### Your objective
Within the records that follow, find every line containing the string "label". Copy those lines.

### Saved entries
'''

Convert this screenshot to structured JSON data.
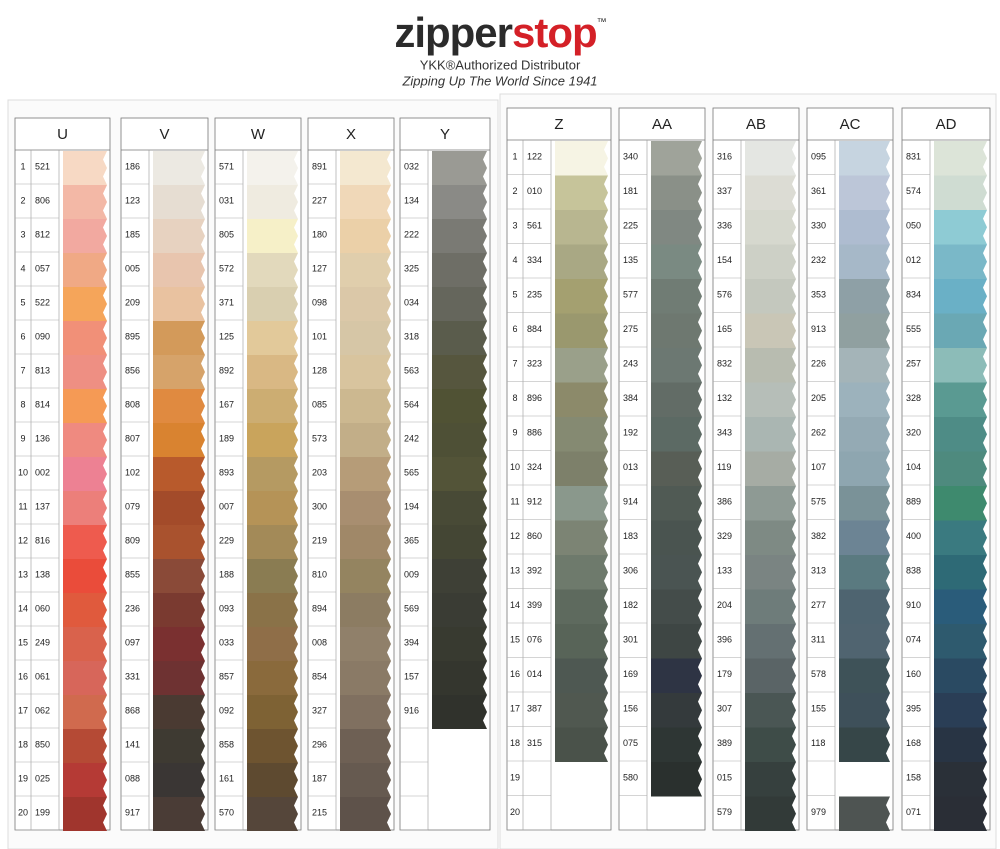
{
  "header": {
    "logo_left": "zipper",
    "logo_right": "stop",
    "trademark": "™",
    "distributor": "YKK®Authorized Distributor",
    "tagline": "Zipping Up The World Since 1941"
  },
  "panels": [
    {
      "row_numbers": [
        1,
        2,
        3,
        4,
        5,
        6,
        7,
        8,
        9,
        10,
        11,
        12,
        13,
        14,
        15,
        16,
        17,
        18,
        19,
        20
      ],
      "columns": [
        {
          "label": "U",
          "codes": [
            "521",
            "806",
            "812",
            "057",
            "522",
            "090",
            "813",
            "814",
            "136",
            "002",
            "137",
            "816",
            "138",
            "060",
            "249",
            "061",
            "062",
            "850",
            "025",
            "199"
          ],
          "colors": [
            "#f7d9c4",
            "#f3b8a6",
            "#f2a9a0",
            "#f0a985",
            "#f5a55a",
            "#f19078",
            "#ee8f83",
            "#f59a55",
            "#ef8a80",
            "#ed8193",
            "#ec7f7a",
            "#ee5b4e",
            "#ea4c3a",
            "#e05a3d",
            "#d9624c",
            "#d7665a",
            "#d06a4e",
            "#b54a35",
            "#b53a35",
            "#a0352d"
          ]
        },
        {
          "label": "V",
          "codes": [
            "186",
            "123",
            "185",
            "005",
            "209",
            "895",
            "856",
            "808",
            "807",
            "102",
            "079",
            "809",
            "855",
            "236",
            "097",
            "331",
            "868",
            "141",
            "088",
            "917"
          ],
          "colors": [
            "#ece9e2",
            "#e6ddd2",
            "#e7d2c0",
            "#e8c5ae",
            "#e9c2a0",
            "#d39a5a",
            "#d6a36a",
            "#e08a40",
            "#d98330",
            "#b85a2c",
            "#a34b2a",
            "#a9522e",
            "#8a4a38",
            "#7a3a30",
            "#7a3030",
            "#6e3232",
            "#4a3a32",
            "#3e3a32",
            "#3a3634",
            "#4a3c36"
          ]
        },
        {
          "label": "W",
          "codes": [
            "571",
            "031",
            "805",
            "572",
            "371",
            "125",
            "892",
            "167",
            "189",
            "893",
            "007",
            "229",
            "188",
            "093",
            "033",
            "857",
            "092",
            "858",
            "161",
            "570"
          ],
          "colors": [
            "#f4f2ec",
            "#efebe0",
            "#f6f0c8",
            "#e2d9bc",
            "#d9cfb0",
            "#e2c99a",
            "#d9b884",
            "#ccad72",
            "#c9a45c",
            "#b59a62",
            "#b59357",
            "#a38a58",
            "#8a7c52",
            "#8a7248",
            "#8f6e48",
            "#8a6a3c",
            "#7e6234",
            "#6e5430",
            "#5e4a30",
            "#55463a"
          ]
        },
        {
          "label": "X",
          "codes": [
            "891",
            "227",
            "180",
            "127",
            "098",
            "101",
            "128",
            "085",
            "573",
            "203",
            "300",
            "219",
            "810",
            "894",
            "008",
            "854",
            "327",
            "296",
            "187",
            "215"
          ],
          "colors": [
            "#f4e8d0",
            "#f0d8b8",
            "#ebd0a8",
            "#e0ceac",
            "#dbc8a8",
            "#d6c6a6",
            "#d8c49e",
            "#ccb890",
            "#c2ae88",
            "#b69c78",
            "#a88e70",
            "#a08868",
            "#948460",
            "#8c7c62",
            "#90806a",
            "#8a7a66",
            "#807060",
            "#6e6054",
            "#665a50",
            "#5e524a"
          ]
        },
        {
          "label": "Y",
          "codes": [
            "032",
            "134",
            "222",
            "325",
            "034",
            "318",
            "563",
            "564",
            "242",
            "565",
            "194",
            "365",
            "009",
            "569",
            "394",
            "157",
            "916",
            null,
            null,
            null
          ],
          "colors": [
            "#9a9a94",
            "#8a8a86",
            "#7a7a74",
            "#6e6e66",
            "#65665c",
            "#5a5c4c",
            "#56563e",
            "#505234",
            "#4e5036",
            "#535438",
            "#484a36",
            "#444634",
            "#3e4036",
            "#3a3c34",
            "#383a30",
            "#34362e",
            "#30322c",
            null,
            null,
            null
          ]
        }
      ]
    },
    {
      "row_numbers": [
        1,
        2,
        3,
        4,
        5,
        6,
        7,
        8,
        9,
        10,
        11,
        12,
        13,
        14,
        15,
        16,
        17,
        18,
        19,
        20
      ],
      "columns": [
        {
          "label": "Z",
          "codes": [
            "122",
            "010",
            "561",
            "334",
            "235",
            "884",
            "323",
            "896",
            "886",
            "324",
            "912",
            "860",
            "392",
            "399",
            "076",
            "014",
            "387",
            "315",
            null,
            null
          ],
          "colors": [
            "#f6f4e4",
            "#c6c49a",
            "#b8b690",
            "#a9a884",
            "#a4a070",
            "#9a986e",
            "#9aa08a",
            "#8c8a6a",
            "#858a72",
            "#7d806a",
            "#8a988c",
            "#7c8474",
            "#6e7a6c",
            "#5e6a5e",
            "#586458",
            "#4e5852",
            "#505850",
            "#4a524a",
            null,
            null
          ]
        },
        {
          "label": "AA",
          "codes": [
            "340",
            "181",
            "225",
            "135",
            "577",
            "275",
            "243",
            "384",
            "192",
            "013",
            "914",
            "183",
            "306",
            "182",
            "301",
            "169",
            "156",
            "075",
            "580",
            null
          ],
          "colors": [
            "#9fa39a",
            "#8a9088",
            "#808882",
            "#7a8a82",
            "#707c74",
            "#6e7870",
            "#6c7872",
            "#626c66",
            "#5c6a64",
            "#585e56",
            "#505a54",
            "#4a5450",
            "#4a5452",
            "#444c4a",
            "#3e4644",
            "#2e3444",
            "#343a3c",
            "#2e3634",
            "#2a302e",
            null
          ]
        },
        {
          "label": "AB",
          "codes": [
            "316",
            "337",
            "336",
            "154",
            "576",
            "165",
            "832",
            "132",
            "343",
            "119",
            "386",
            "329",
            "133",
            "204",
            "396",
            "179",
            "307",
            "389",
            "015",
            "579"
          ],
          "colors": [
            "#e4e6e2",
            "#dcdcd4",
            "#d6d8ce",
            "#cdd0c6",
            "#c4c8be",
            "#c9c6b6",
            "#b8bcb0",
            "#b6beb8",
            "#aab6b2",
            "#a6aca4",
            "#8e9a94",
            "#7e8a84",
            "#7a8482",
            "#6e7c7a",
            "#647072",
            "#5a6466",
            "#4a5654",
            "#3e4c48",
            "#36403e",
            "#323a38"
          ]
        },
        {
          "label": "AC",
          "codes": [
            "095",
            "361",
            "330",
            "232",
            "353",
            "913",
            "226",
            "205",
            "262",
            "107",
            "575",
            "382",
            "313",
            "277",
            "311",
            "578",
            "155",
            "118",
            null,
            "979"
          ],
          "colors": [
            "#c6d4e0",
            "#bcc6d8",
            "#aebcd0",
            "#a6b8c8",
            "#8ea0a6",
            "#90a0a0",
            "#a4b4b8",
            "#9cb2bc",
            "#94aab4",
            "#8ea6b0",
            "#7a9298",
            "#6c8494",
            "#5a7a80",
            "#4e6470",
            "#506470",
            "#3e5258",
            "#3e505a",
            "#364648",
            null,
            "#4e5452"
          ]
        },
        {
          "label": "AD",
          "codes": [
            "831",
            "574",
            "050",
            "012",
            "834",
            "555",
            "257",
            "328",
            "320",
            "104",
            "889",
            "400",
            "838",
            "910",
            "074",
            "160",
            "395",
            "168",
            "158",
            "071"
          ],
          "colors": [
            "#dce4d8",
            "#cfdcd2",
            "#8ecbd4",
            "#7ab8c8",
            "#6ab0c6",
            "#6aa8b4",
            "#8cbcb8",
            "#5a9a92",
            "#4e8c86",
            "#4e8a7e",
            "#3e8a6e",
            "#3a7a80",
            "#2e6a76",
            "#2a5c7a",
            "#2e5a6e",
            "#2a4a62",
            "#2a3e56",
            "#283444",
            "#2a3038",
            "#2a2e36"
          ]
        }
      ]
    }
  ]
}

'''

### Response
          "label": "U",
          "label": "V",
          "label": "W",
          "label": "X",
          "label": "Y",
          "label": "Z",
          "label": "AA",
          "label": "AB",
          "label": "AC",
          "label": "AD",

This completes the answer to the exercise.